EXERCISE –
Of the lines in the entries below, state how many hold the word "Burgess". Say nothing else.

### LISTED ENTRIES

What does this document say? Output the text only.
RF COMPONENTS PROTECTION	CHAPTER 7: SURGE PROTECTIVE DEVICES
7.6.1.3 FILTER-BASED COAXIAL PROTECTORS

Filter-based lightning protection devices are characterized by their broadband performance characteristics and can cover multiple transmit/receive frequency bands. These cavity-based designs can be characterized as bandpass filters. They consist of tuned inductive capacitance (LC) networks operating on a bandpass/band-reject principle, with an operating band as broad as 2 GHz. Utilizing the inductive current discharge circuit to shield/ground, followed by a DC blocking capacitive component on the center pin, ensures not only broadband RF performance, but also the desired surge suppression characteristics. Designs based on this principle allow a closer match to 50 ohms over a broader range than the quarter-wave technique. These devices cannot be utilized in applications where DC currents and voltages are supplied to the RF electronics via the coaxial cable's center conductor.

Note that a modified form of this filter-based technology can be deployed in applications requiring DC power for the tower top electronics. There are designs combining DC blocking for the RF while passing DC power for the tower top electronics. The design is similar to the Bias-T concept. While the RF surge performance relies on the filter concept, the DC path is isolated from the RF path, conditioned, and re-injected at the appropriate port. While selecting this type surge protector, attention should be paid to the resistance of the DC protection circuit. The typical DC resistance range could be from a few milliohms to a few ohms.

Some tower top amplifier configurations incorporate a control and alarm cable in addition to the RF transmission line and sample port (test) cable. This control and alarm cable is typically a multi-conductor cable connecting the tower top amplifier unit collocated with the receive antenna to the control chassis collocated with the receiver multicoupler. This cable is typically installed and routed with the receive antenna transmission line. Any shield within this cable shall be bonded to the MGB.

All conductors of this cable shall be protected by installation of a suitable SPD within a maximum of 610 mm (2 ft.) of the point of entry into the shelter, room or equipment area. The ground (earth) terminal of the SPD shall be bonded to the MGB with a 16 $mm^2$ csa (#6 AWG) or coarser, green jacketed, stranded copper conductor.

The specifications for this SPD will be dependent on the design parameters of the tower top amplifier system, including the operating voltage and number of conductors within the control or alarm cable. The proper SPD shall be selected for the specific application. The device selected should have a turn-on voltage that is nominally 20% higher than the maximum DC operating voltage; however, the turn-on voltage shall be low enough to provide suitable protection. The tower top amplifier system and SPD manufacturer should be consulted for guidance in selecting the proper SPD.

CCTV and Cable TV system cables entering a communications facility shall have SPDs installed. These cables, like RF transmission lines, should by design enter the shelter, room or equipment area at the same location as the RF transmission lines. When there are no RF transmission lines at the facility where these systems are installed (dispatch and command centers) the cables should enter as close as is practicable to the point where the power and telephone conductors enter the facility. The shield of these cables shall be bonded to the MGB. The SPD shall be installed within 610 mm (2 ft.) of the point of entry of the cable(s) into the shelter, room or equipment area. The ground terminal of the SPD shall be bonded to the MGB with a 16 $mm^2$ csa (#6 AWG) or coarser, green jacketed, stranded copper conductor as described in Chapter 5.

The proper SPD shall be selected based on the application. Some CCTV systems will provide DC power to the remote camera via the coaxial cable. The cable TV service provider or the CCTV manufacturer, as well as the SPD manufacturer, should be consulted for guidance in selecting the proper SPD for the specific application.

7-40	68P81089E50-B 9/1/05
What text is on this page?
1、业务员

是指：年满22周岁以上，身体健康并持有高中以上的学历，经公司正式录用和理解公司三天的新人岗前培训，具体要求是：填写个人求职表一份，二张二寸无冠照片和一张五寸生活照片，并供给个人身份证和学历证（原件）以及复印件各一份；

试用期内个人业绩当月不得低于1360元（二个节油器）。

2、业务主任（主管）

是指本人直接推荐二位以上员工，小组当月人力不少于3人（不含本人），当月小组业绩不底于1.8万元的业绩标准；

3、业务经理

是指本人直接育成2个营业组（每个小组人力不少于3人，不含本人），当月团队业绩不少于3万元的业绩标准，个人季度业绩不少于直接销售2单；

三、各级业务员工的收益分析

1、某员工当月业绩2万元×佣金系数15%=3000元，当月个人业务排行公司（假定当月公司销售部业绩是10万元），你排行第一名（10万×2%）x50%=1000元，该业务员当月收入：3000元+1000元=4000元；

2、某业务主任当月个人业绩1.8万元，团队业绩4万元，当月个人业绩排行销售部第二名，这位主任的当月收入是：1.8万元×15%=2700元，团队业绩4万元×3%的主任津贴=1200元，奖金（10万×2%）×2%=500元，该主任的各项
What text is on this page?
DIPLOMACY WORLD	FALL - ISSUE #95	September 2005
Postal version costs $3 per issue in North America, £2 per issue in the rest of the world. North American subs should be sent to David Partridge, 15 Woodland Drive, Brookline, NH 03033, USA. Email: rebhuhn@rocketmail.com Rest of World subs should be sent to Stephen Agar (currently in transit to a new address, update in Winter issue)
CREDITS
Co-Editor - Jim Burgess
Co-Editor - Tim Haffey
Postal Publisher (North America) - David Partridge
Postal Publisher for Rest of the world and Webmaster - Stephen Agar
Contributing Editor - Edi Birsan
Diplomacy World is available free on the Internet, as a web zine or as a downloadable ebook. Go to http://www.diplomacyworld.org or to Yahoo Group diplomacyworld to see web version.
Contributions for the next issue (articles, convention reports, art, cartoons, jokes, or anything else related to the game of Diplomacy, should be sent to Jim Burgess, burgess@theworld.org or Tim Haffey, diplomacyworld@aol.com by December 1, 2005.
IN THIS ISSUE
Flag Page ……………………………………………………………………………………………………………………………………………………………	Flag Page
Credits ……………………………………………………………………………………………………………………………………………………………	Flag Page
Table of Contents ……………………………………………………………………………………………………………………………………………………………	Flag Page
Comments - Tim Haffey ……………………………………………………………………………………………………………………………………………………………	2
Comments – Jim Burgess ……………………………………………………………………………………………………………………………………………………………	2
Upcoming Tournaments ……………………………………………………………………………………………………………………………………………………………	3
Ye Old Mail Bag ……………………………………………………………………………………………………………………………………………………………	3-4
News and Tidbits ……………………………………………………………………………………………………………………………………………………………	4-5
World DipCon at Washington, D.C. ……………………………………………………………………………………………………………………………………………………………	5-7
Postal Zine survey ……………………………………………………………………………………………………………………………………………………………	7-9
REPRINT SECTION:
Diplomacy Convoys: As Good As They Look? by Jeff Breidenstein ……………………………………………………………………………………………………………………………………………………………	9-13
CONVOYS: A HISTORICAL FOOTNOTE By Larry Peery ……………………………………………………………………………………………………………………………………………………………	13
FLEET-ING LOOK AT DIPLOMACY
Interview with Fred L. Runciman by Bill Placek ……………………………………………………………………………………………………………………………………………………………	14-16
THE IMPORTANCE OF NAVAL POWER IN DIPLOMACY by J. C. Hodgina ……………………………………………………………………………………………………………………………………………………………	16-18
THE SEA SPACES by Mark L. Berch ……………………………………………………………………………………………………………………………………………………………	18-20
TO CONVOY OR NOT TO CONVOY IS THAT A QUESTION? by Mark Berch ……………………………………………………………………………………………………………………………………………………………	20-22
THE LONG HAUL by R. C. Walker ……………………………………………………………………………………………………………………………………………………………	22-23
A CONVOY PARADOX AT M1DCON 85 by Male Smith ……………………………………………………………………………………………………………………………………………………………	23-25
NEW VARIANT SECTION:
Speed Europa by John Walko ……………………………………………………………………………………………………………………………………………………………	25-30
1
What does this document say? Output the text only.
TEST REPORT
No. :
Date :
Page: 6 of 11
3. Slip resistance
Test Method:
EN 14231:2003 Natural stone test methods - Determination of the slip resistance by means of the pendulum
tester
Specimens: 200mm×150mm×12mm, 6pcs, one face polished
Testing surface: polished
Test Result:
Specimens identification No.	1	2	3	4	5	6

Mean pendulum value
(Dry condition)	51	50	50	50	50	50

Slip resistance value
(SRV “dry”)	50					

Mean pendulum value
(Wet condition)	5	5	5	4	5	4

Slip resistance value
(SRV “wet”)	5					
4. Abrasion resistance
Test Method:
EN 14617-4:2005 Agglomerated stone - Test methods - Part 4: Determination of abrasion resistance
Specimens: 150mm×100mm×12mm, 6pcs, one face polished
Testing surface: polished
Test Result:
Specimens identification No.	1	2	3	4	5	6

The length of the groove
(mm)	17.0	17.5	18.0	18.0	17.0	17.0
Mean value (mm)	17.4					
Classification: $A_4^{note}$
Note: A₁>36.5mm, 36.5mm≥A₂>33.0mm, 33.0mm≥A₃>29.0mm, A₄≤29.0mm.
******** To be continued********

######

FINISHED ANSWER –
3